=== Data for this task ===

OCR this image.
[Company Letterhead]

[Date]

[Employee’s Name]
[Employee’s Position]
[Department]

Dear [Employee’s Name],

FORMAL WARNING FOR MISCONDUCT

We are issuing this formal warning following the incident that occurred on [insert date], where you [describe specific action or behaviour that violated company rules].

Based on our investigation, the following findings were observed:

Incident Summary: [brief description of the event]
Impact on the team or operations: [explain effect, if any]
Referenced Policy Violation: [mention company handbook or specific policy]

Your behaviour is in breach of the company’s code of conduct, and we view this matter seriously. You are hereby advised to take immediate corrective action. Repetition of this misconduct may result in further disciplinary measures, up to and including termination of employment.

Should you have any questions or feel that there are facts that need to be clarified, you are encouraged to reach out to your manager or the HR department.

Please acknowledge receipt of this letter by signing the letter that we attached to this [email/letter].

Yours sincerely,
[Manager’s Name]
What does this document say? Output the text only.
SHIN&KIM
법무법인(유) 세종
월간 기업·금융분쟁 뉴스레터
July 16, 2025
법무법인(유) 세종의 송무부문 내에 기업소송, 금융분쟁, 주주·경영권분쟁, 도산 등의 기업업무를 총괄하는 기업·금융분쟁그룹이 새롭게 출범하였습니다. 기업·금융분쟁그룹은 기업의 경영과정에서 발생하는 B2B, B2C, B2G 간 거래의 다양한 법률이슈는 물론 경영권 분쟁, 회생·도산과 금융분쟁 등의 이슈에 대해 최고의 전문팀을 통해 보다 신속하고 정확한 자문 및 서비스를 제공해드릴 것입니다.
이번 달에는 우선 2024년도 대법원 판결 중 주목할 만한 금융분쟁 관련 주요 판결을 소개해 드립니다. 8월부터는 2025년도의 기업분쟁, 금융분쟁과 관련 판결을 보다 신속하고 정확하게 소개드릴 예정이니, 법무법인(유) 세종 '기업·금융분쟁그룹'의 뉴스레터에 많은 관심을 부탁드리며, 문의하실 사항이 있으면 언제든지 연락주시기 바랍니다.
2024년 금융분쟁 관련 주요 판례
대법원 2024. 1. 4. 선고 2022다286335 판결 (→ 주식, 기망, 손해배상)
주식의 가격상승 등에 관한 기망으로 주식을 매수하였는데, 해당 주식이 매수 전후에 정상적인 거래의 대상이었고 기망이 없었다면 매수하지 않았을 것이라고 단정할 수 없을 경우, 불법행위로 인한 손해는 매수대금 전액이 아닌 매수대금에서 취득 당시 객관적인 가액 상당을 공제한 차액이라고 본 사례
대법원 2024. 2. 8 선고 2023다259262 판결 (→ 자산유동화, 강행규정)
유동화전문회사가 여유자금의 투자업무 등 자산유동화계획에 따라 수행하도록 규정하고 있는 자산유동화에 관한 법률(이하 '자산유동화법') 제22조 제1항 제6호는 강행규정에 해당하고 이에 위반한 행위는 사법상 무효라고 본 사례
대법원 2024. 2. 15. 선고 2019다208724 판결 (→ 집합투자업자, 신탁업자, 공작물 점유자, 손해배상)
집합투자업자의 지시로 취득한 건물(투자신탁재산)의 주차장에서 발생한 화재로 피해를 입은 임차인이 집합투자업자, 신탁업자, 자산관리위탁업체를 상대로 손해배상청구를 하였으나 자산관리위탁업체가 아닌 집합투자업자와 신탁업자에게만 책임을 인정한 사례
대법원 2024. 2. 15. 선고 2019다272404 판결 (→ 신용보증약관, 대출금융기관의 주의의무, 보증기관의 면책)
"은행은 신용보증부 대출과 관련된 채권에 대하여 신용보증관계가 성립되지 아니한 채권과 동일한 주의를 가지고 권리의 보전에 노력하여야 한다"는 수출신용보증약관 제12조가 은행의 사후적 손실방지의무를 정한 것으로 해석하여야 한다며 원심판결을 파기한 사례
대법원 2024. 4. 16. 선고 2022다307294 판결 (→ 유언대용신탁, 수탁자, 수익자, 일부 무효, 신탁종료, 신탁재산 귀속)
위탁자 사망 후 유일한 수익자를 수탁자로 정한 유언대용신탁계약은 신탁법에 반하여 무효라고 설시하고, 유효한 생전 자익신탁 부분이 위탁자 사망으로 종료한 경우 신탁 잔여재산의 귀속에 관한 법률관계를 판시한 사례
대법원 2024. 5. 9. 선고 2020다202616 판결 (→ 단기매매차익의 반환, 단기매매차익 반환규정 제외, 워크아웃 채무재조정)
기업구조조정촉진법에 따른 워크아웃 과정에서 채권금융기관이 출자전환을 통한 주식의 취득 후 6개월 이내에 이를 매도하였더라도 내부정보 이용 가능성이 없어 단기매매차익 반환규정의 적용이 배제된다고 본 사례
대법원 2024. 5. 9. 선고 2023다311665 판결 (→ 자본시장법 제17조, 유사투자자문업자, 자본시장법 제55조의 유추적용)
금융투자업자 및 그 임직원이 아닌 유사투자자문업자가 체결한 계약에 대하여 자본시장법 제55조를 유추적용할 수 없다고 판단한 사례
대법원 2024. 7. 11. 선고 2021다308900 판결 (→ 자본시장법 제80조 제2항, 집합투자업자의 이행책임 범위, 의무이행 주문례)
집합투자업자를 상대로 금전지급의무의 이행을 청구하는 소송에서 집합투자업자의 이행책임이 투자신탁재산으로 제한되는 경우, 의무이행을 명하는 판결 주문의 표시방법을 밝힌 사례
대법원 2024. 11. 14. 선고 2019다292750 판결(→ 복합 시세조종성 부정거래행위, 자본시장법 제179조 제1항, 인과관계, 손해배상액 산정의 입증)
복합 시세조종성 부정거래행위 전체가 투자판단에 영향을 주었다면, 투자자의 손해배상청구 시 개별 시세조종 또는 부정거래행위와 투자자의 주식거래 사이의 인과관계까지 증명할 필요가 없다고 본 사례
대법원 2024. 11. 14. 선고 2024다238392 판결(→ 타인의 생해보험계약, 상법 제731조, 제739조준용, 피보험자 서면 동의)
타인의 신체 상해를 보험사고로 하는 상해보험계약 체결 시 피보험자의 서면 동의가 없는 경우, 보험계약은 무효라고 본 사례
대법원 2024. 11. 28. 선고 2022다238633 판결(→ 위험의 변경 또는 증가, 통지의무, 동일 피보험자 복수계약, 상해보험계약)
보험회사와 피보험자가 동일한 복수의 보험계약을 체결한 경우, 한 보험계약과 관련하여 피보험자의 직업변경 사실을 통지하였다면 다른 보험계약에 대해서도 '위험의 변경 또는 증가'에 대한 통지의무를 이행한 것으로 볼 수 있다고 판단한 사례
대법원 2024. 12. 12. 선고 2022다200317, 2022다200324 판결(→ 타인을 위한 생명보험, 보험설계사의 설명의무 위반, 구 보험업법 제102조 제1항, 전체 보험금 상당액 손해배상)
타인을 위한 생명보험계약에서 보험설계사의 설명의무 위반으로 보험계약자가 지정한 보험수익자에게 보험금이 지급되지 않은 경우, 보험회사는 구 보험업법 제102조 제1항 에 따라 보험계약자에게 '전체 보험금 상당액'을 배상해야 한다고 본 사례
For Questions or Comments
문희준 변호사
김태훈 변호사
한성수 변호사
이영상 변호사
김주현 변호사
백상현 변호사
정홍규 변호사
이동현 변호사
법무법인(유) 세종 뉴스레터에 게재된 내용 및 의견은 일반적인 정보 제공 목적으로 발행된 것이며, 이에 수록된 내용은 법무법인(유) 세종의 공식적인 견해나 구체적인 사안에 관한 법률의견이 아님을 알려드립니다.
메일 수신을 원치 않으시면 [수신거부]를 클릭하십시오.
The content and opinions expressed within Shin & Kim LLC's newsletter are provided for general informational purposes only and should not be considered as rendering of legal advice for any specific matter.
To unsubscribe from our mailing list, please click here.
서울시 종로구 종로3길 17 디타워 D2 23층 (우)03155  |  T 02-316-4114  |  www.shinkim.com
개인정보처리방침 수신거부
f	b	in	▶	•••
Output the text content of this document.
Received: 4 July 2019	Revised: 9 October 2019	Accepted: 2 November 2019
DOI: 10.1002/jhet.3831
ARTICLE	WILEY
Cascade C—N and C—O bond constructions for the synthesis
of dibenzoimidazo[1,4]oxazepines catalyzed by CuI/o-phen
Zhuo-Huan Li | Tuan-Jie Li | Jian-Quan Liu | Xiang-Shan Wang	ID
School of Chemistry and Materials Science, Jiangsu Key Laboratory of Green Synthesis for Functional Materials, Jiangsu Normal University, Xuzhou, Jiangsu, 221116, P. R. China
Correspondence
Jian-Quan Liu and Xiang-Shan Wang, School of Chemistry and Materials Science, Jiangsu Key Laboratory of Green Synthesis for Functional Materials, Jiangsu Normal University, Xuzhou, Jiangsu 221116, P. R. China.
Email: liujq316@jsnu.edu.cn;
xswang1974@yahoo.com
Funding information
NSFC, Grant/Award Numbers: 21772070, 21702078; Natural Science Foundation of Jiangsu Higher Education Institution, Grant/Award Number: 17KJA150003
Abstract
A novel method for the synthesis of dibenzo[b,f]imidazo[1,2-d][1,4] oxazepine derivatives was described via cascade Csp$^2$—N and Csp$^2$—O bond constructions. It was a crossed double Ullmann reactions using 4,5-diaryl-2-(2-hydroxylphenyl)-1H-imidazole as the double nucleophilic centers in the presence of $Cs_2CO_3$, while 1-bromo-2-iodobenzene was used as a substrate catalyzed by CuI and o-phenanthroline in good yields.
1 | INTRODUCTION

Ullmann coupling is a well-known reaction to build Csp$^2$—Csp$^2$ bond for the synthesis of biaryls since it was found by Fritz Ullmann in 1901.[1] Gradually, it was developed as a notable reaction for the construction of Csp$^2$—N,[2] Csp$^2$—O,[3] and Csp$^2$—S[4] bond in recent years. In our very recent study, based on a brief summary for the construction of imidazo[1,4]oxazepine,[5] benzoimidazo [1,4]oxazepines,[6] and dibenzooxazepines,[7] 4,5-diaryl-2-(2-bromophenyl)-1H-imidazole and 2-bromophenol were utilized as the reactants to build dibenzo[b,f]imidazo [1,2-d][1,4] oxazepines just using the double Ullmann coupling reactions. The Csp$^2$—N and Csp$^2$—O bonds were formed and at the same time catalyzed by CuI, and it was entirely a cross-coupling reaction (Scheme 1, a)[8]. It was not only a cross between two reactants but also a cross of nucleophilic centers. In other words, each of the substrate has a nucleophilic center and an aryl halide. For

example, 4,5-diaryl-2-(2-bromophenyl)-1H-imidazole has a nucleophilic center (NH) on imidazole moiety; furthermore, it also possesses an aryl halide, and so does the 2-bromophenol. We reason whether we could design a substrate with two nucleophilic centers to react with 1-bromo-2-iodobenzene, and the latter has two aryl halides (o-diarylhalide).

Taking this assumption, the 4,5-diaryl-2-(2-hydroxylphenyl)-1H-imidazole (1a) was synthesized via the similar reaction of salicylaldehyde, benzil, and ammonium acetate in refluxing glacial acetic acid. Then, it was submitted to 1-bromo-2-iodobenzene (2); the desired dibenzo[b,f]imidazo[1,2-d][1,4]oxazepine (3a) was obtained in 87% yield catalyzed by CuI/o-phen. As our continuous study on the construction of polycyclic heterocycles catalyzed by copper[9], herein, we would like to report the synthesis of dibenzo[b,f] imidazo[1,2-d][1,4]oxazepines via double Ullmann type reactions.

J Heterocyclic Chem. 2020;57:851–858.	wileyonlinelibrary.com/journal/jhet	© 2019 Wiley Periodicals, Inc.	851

===

* _Work instructions_
Filter the listing above for the string "Output" and copy every matching line.

* _Result of this task_
What does this document say? Output the text only.
Output the text content of this document.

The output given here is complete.